Task prompt – Please rewrite everything in the data below, from the line containing "point xyxy=(845,410,859,424)" down to the line containing "point xyxy=(1130,201,1144,215)", with "x-tick-label" replaced by "x_tick_label" and everything else unchanged.

··· Records supplied

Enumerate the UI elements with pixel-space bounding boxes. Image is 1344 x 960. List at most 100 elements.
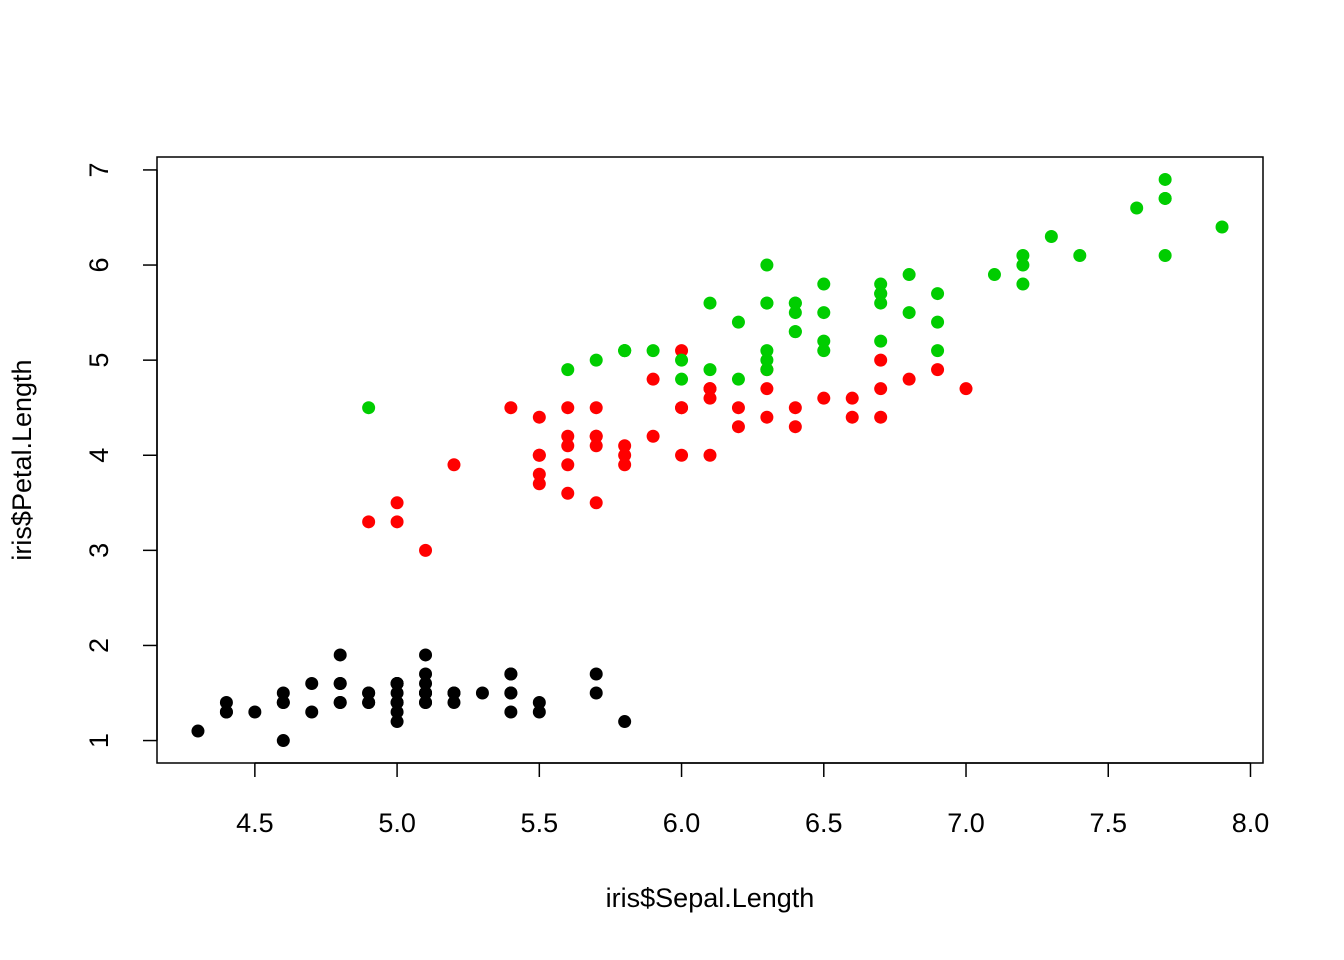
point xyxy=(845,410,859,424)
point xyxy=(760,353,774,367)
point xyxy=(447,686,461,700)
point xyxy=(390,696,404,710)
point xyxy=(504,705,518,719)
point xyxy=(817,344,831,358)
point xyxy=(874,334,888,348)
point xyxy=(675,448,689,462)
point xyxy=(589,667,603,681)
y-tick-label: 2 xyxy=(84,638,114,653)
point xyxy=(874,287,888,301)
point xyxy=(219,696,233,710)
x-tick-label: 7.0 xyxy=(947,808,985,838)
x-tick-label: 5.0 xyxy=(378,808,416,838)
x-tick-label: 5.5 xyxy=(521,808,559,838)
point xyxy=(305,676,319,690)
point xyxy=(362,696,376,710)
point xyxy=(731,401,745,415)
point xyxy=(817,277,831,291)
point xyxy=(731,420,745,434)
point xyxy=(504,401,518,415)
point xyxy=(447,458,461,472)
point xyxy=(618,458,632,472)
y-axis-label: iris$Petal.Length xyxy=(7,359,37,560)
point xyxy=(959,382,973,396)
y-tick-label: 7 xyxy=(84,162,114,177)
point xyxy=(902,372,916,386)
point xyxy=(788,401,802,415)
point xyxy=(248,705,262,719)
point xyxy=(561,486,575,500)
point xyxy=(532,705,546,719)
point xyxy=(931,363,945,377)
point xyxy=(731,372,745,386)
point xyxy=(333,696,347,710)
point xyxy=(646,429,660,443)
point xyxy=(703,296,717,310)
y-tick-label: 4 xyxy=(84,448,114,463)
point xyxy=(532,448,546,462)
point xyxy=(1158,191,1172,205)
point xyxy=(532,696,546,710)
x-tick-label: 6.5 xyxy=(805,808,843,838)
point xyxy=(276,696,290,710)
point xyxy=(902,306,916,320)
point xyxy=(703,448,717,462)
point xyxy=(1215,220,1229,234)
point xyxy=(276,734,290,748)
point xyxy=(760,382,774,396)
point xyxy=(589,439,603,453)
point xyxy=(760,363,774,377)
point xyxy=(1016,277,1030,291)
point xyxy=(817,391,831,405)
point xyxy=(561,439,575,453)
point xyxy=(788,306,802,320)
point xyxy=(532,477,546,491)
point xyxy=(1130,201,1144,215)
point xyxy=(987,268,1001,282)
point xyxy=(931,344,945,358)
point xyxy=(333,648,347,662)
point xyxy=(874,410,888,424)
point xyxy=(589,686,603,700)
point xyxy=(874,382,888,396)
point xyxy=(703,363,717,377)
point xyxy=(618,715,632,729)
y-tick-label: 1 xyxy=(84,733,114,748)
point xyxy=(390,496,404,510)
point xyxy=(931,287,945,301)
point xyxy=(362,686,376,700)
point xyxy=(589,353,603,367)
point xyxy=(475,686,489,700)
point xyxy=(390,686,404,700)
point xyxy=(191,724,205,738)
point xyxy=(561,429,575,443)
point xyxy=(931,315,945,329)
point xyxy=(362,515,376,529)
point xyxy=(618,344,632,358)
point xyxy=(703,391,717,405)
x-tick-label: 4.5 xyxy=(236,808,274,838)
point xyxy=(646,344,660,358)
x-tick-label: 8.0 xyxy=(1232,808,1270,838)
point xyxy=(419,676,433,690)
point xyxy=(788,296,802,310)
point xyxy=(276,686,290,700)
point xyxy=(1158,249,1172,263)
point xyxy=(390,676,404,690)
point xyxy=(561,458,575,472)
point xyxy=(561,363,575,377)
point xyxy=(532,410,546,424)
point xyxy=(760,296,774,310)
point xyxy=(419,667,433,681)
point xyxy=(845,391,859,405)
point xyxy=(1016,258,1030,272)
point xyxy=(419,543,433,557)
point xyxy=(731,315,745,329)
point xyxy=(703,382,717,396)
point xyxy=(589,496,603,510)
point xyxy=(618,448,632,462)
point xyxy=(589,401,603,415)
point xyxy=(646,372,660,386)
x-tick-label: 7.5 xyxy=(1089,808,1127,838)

······

The output –
point xyxy=(845,410,859,424)
point xyxy=(760,353,774,367)
point xyxy=(447,686,461,700)
point xyxy=(390,696,404,710)
point xyxy=(504,705,518,719)
point xyxy=(817,344,831,358)
point xyxy=(874,334,888,348)
point xyxy=(675,448,689,462)
point xyxy=(589,667,603,681)
y-tick-label: 2 xyxy=(84,638,114,653)
point xyxy=(874,287,888,301)
point xyxy=(219,696,233,710)
x_tick_label: 7.0 xyxy=(947,808,985,838)
x_tick_label: 5.0 xyxy=(378,808,416,838)
x_tick_label: 5.5 xyxy=(521,808,559,838)
point xyxy=(305,676,319,690)
point xyxy=(362,696,376,710)
point xyxy=(731,401,745,415)
point xyxy=(817,277,831,291)
point xyxy=(731,420,745,434)
point xyxy=(504,401,518,415)
point xyxy=(447,458,461,472)
point xyxy=(618,458,632,472)
y-axis-label: iris$Petal.Length xyxy=(7,359,37,560)
point xyxy=(959,382,973,396)
y-tick-label: 7 xyxy=(84,162,114,177)
point xyxy=(902,372,916,386)
point xyxy=(788,401,802,415)
point xyxy=(248,705,262,719)
point xyxy=(561,486,575,500)
point xyxy=(532,705,546,719)
point xyxy=(931,363,945,377)
point xyxy=(731,372,745,386)
point xyxy=(333,696,347,710)
point xyxy=(646,429,660,443)
point xyxy=(703,296,717,310)
y-tick-label: 4 xyxy=(84,448,114,463)
point xyxy=(532,448,546,462)
point xyxy=(1158,191,1172,205)
point xyxy=(532,696,546,710)
x_tick_label: 6.5 xyxy=(805,808,843,838)
point xyxy=(276,696,290,710)
point xyxy=(902,306,916,320)
point xyxy=(703,448,717,462)
point xyxy=(1215,220,1229,234)
point xyxy=(276,734,290,748)
point xyxy=(760,382,774,396)
point xyxy=(589,439,603,453)
point xyxy=(760,363,774,377)
point xyxy=(1016,277,1030,291)
point xyxy=(817,391,831,405)
point xyxy=(561,439,575,453)
point xyxy=(788,306,802,320)
point xyxy=(532,477,546,491)
point xyxy=(1130,201,1144,215)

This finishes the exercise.